(Stored entries)
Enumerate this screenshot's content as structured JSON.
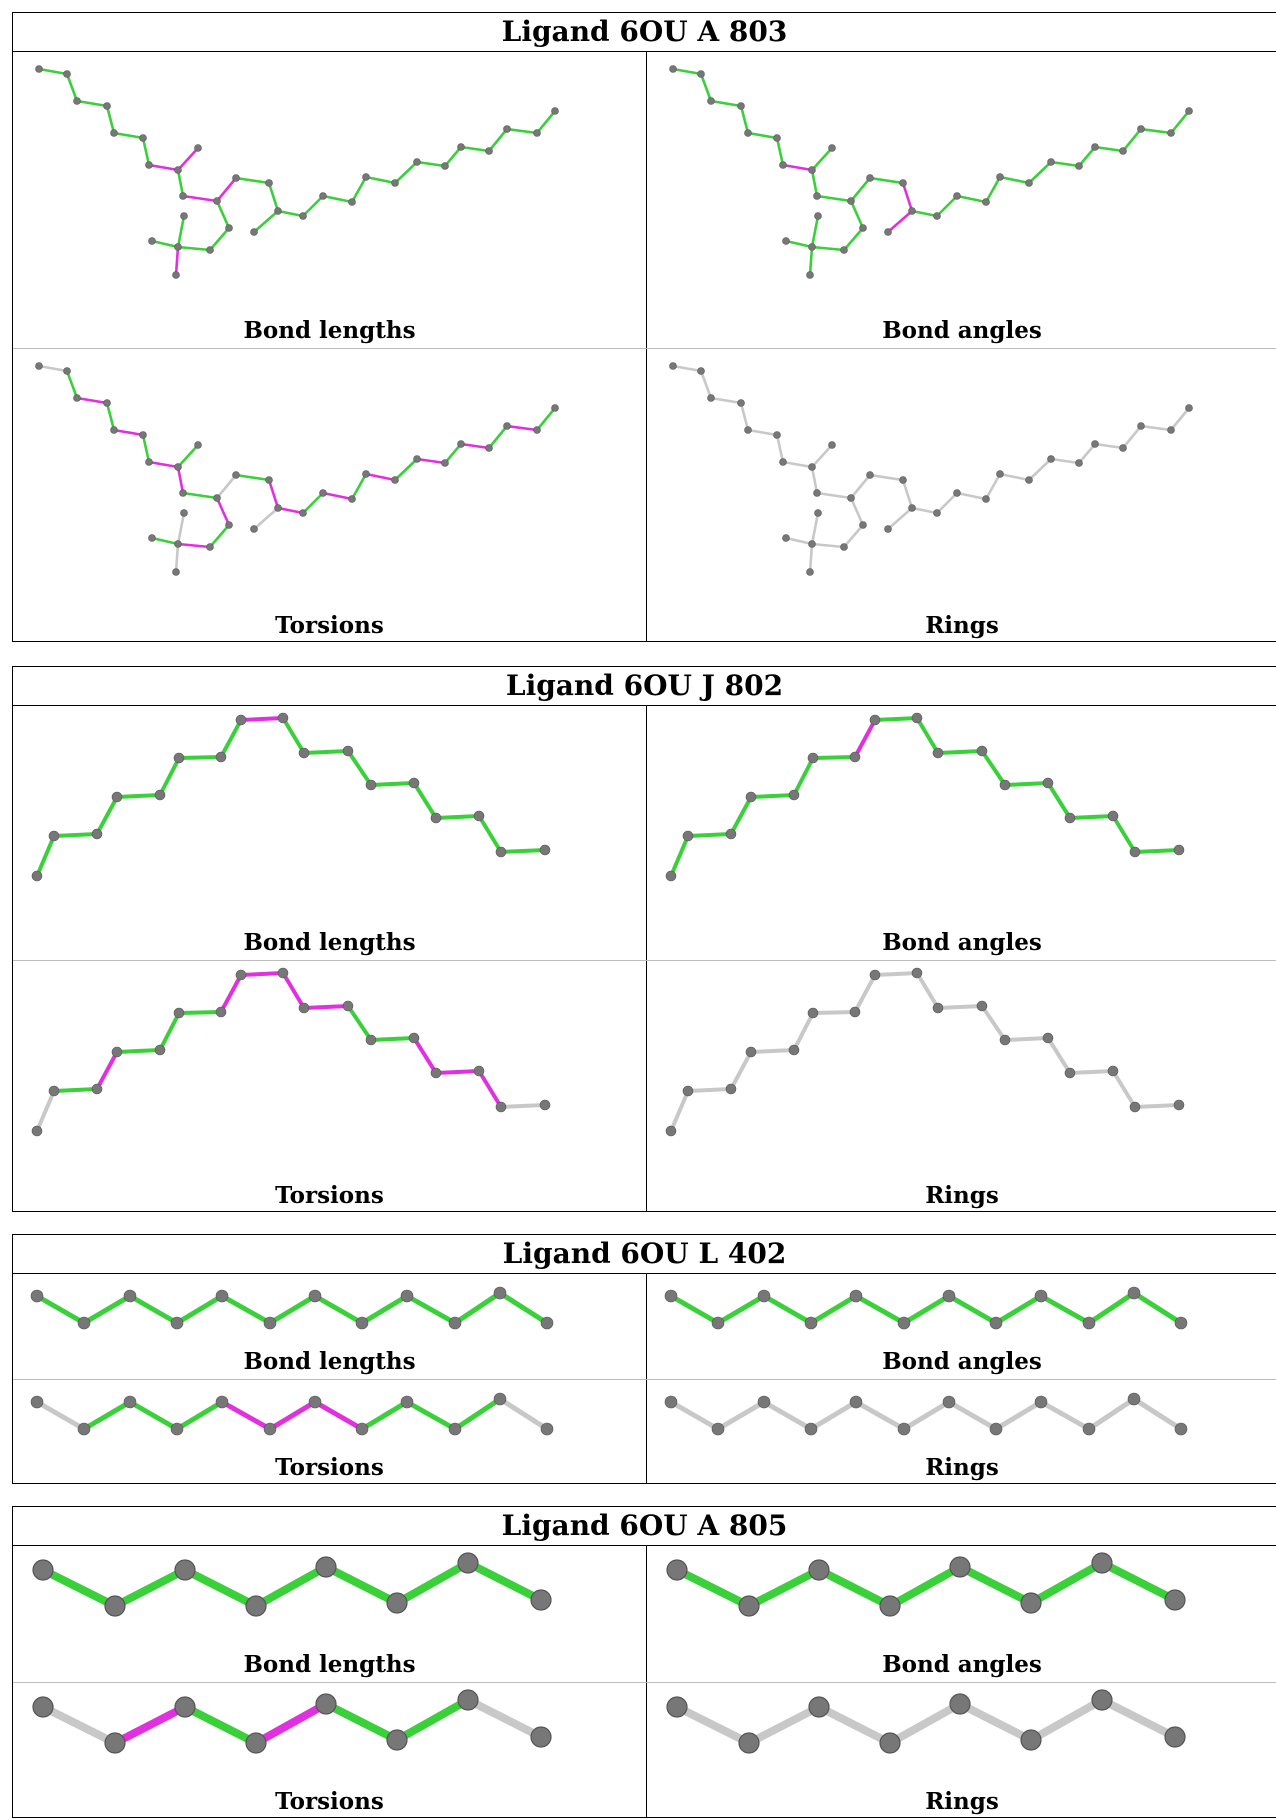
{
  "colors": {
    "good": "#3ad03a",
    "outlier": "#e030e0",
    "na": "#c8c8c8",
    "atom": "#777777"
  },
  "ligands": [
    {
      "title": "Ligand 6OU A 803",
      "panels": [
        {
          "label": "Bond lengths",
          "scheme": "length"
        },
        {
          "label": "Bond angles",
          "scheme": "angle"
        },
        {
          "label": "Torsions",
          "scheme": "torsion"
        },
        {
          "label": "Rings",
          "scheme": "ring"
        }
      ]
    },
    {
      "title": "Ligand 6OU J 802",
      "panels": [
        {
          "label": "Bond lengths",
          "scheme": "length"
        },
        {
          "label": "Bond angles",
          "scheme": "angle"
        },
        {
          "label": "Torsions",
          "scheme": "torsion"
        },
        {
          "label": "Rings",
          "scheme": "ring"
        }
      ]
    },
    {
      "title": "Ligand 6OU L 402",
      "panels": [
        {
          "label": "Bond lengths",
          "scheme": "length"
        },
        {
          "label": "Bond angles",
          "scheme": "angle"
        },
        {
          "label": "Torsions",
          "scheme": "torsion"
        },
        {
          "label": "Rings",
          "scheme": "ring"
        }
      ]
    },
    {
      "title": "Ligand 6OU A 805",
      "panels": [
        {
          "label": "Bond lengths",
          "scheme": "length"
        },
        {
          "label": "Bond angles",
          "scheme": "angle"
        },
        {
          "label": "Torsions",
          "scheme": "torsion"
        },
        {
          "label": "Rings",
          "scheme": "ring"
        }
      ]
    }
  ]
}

## Set problem
Make an exact copy of every record, pictures excluded.

## Output below
Enumerate this screenshot's content as structured JSON.
{
  "colors": {
    "good": "#3ad03a",
    "outlier": "#e030e0",
    "na": "#c8c8c8",
    "atom": "#777777"
  },
  "ligands": [
    {
      "title": "Ligand 6OU A 803",
      "panels": [
        {
          "label": "Bond lengths",
          "scheme": "length"
        },
        {
          "label": "Bond angles",
          "scheme": "angle"
        },
        {
          "label": "Torsions",
          "scheme": "torsion"
        },
        {
          "label": "Rings",
          "scheme": "ring"
        }
      ]
    },
    {
      "title": "Ligand 6OU J 802",
      "panels": [
        {
          "label": "Bond lengths",
          "scheme": "length"
        },
        {
          "label": "Bond angles",
          "scheme": "angle"
        },
        {
          "label": "Torsions",
          "scheme": "torsion"
        },
        {
          "label": "Rings",
          "scheme": "ring"
        }
      ]
    },
    {
      "title": "Ligand 6OU L 402",
      "panels": [
        {
          "label": "Bond lengths",
          "scheme": "length"
        },
        {
          "label": "Bond angles",
          "scheme": "angle"
        },
        {
          "label": "Torsions",
          "scheme": "torsion"
        },
        {
          "label": "Rings",
          "scheme": "ring"
        }
      ]
    },
    {
      "title": "Ligand 6OU A 805",
      "panels": [
        {
          "label": "Bond lengths",
          "scheme": "length"
        },
        {
          "label": "Bond angles",
          "scheme": "angle"
        },
        {
          "label": "Torsions",
          "scheme": "torsion"
        },
        {
          "label": "Rings",
          "scheme": "ring"
        }
      ]
    }
  ]
}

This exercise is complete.